Set problem
Extract verbatim every line from the one containing "Convert this document image to plain text." to the final line of the records below, inclusive, and exclude all pictures.

Dataset excerpt:
◇ ◇ ◇ ◇

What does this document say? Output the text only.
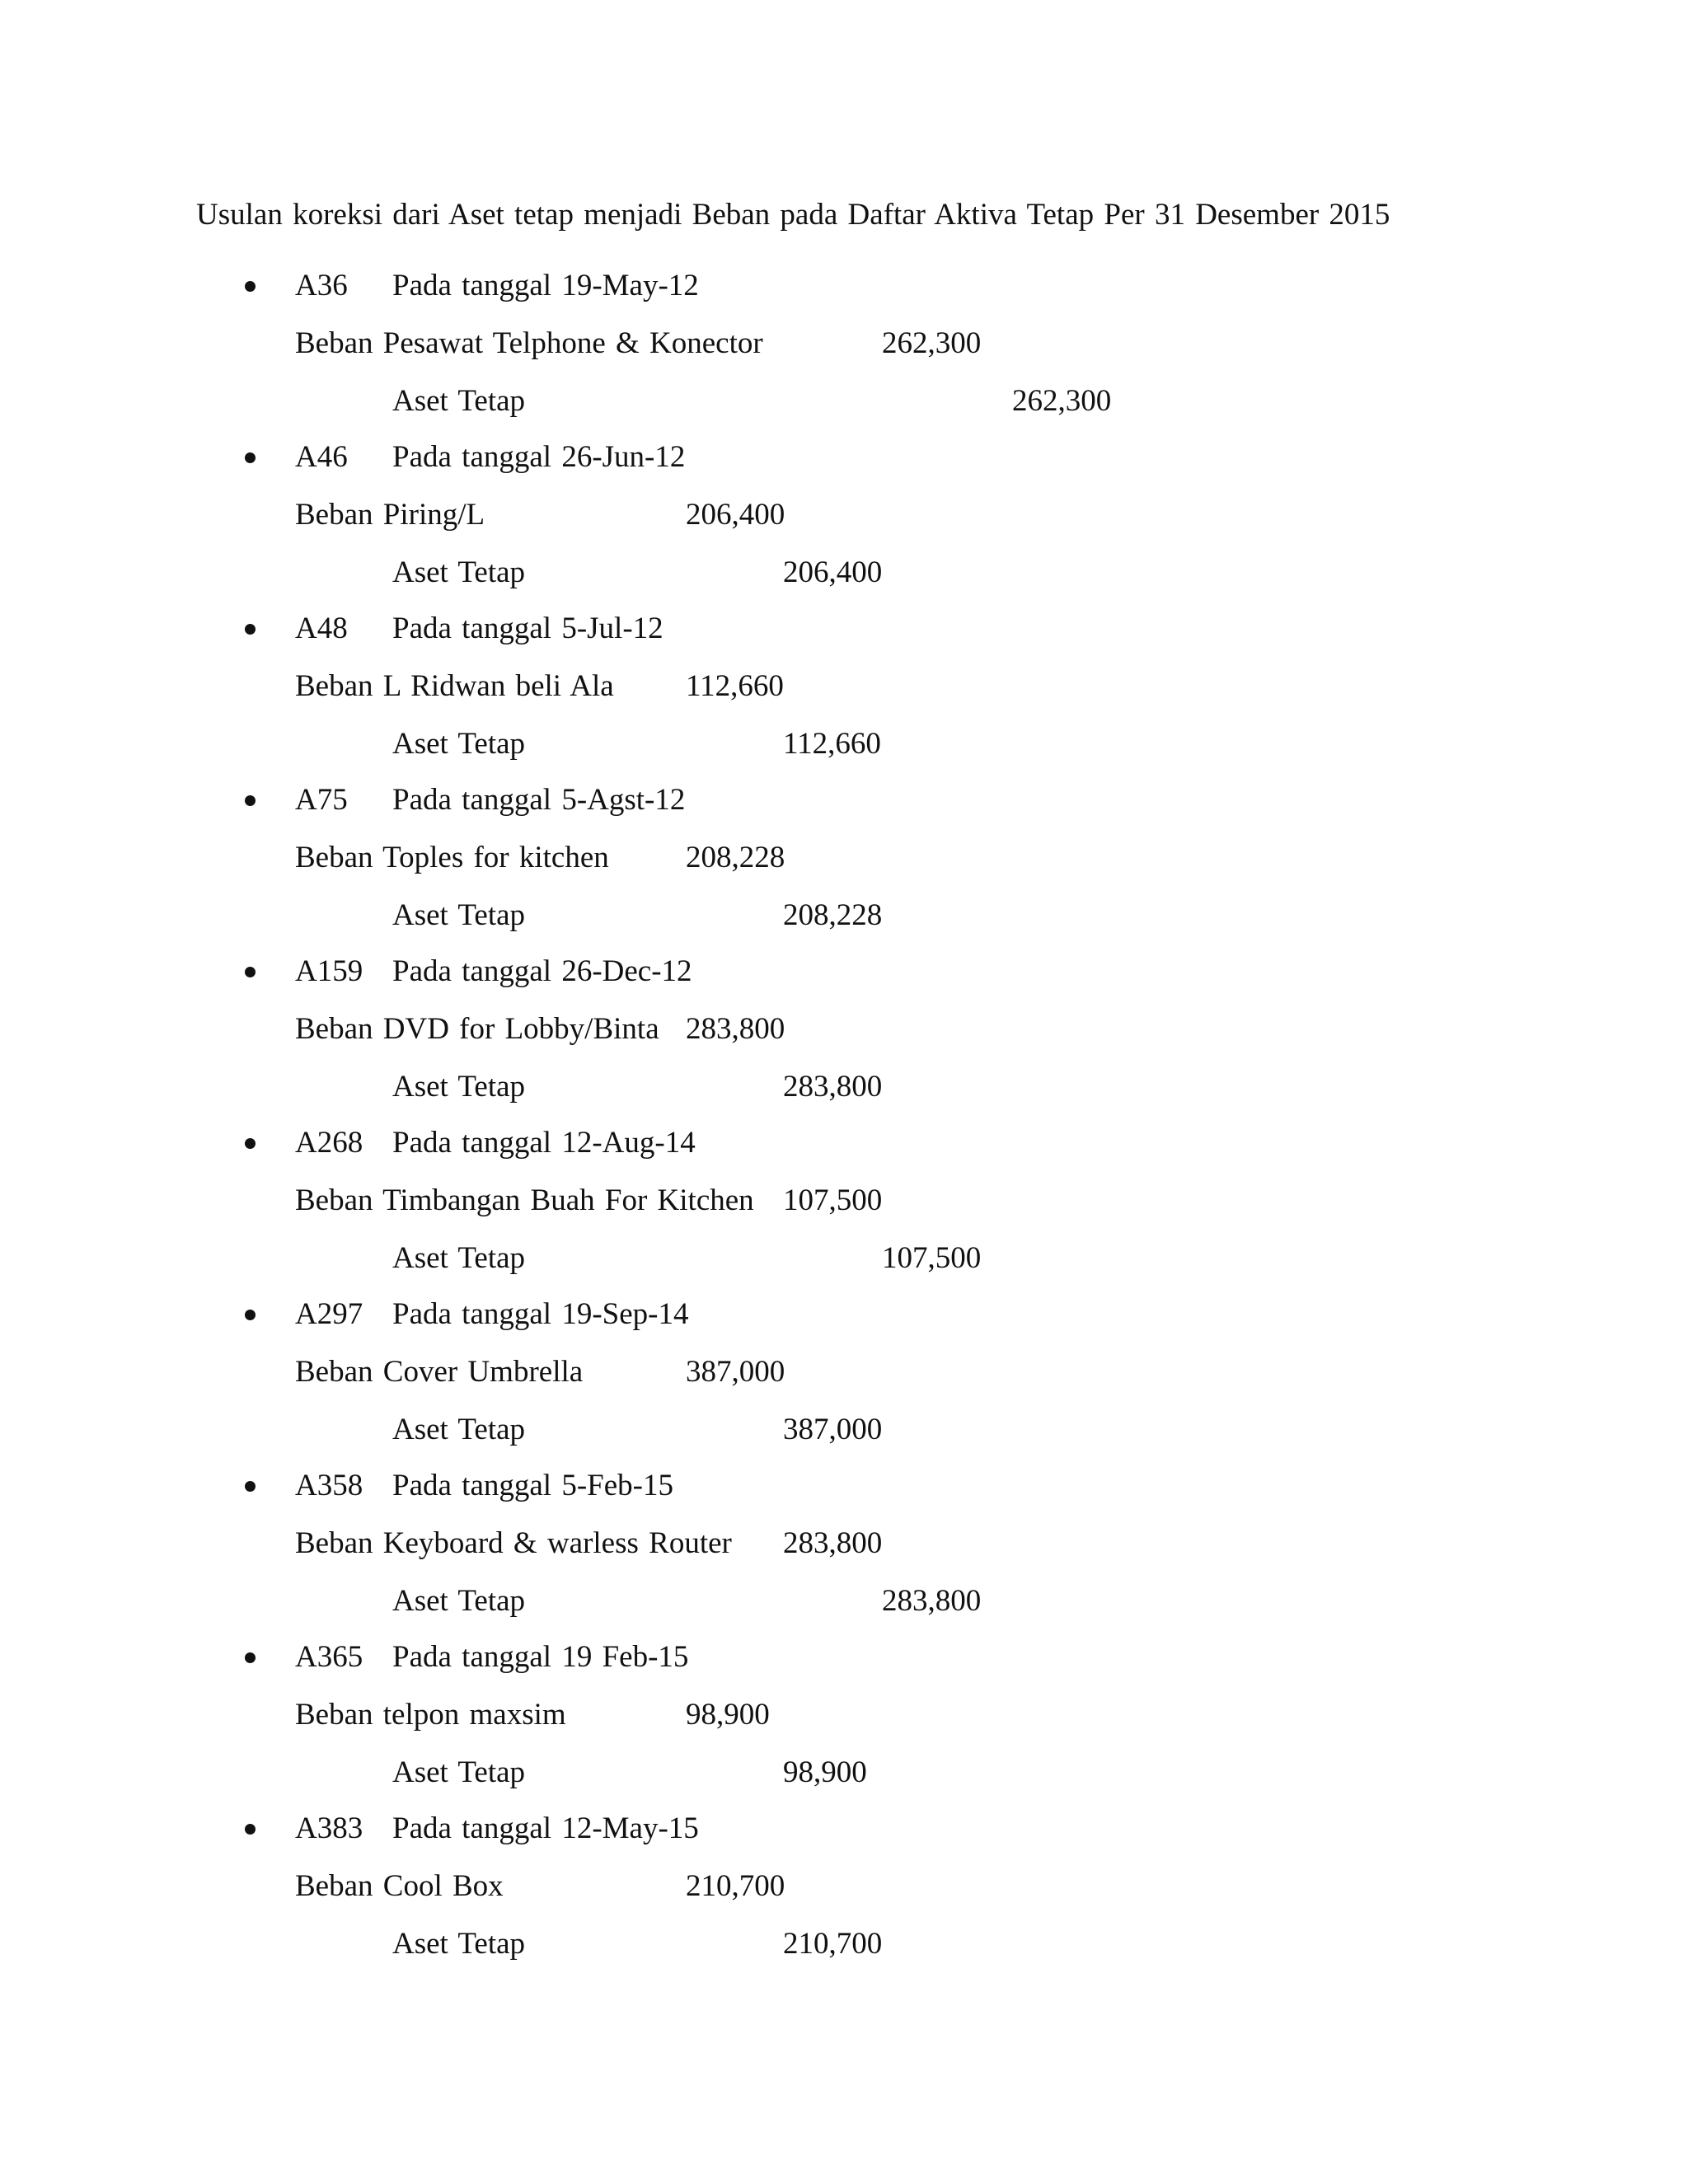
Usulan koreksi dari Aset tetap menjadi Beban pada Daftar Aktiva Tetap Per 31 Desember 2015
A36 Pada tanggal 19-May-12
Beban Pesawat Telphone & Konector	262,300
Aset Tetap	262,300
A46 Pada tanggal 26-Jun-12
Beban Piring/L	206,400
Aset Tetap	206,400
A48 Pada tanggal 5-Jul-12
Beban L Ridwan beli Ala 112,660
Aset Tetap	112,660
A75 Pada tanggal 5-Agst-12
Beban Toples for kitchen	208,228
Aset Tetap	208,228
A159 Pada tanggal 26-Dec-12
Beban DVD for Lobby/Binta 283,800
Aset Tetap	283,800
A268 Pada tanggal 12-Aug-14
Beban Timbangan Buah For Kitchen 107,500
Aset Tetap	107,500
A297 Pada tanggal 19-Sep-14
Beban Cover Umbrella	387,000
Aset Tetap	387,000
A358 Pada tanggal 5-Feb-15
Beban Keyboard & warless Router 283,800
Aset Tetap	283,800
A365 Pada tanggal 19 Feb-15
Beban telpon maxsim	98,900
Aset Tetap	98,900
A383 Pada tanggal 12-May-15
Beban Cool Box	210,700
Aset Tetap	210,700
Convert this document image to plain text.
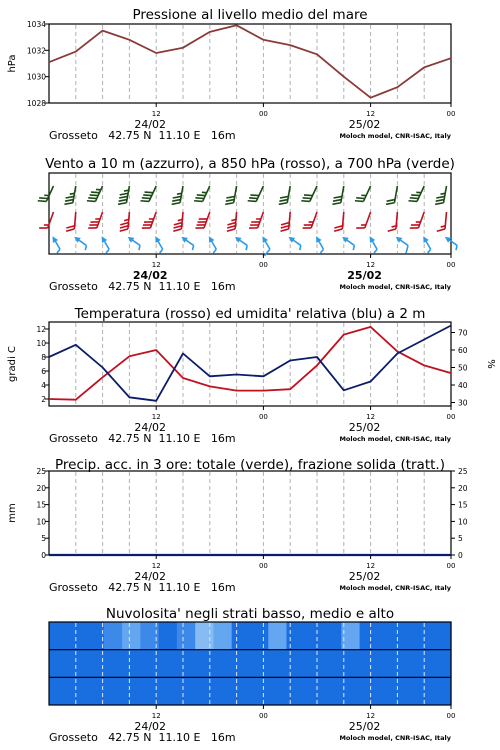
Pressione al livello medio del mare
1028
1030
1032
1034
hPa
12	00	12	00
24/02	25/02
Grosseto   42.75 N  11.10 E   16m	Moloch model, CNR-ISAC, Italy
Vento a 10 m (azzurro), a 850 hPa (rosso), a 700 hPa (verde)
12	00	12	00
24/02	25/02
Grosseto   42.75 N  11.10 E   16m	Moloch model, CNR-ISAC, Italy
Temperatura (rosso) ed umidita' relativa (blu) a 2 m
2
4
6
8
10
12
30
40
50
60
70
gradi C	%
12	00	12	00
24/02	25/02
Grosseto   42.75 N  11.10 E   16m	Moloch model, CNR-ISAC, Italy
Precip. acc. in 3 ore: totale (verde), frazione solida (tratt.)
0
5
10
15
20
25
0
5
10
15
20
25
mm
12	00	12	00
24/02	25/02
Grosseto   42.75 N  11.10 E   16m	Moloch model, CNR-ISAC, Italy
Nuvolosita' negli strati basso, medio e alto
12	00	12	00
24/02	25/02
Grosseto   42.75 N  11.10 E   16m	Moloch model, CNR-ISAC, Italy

◇ ◇ ◇ ◇

Solution
Convert this document image to plain text.
Pressione al livello medio del mare
1028
1030
1032
1034
hPa
12	00	12	00
24/02	25/02
Grosseto   42.75 N  11.10 E   16m	Moloch model, CNR-ISAC, Italy
Vento a 10 m (azzurro), a 850 hPa (rosso), a 700 hPa (verde)
12	00	12	00
24/02	25/02
Grosseto   42.75 N  11.10 E   16m	Moloch model, CNR-ISAC, Italy
Temperatura (rosso) ed umidita' relativa (blu) a 2 m
2
4
6
8
10
12
30
40
50
60
70
gradi C	%
12	00	12	00
24/02	25/02
Grosseto   42.75 N  11.10 E   16m	Moloch model, CNR-ISAC, Italy
Precip. acc. in 3 ore: totale (verde), frazione solida (tratt.)
0
5
10
15
20
25
0
5
10
15
20
25
mm
12	00	12	00
24/02	25/02
Grosseto   42.75 N  11.10 E   16m	Moloch model, CNR-ISAC, Italy
Nuvolosita' negli strati basso, medio e alto
12	00	12	00
24/02	25/02
Grosseto   42.75 N  11.10 E   16m	Moloch model, CNR-ISAC, Italy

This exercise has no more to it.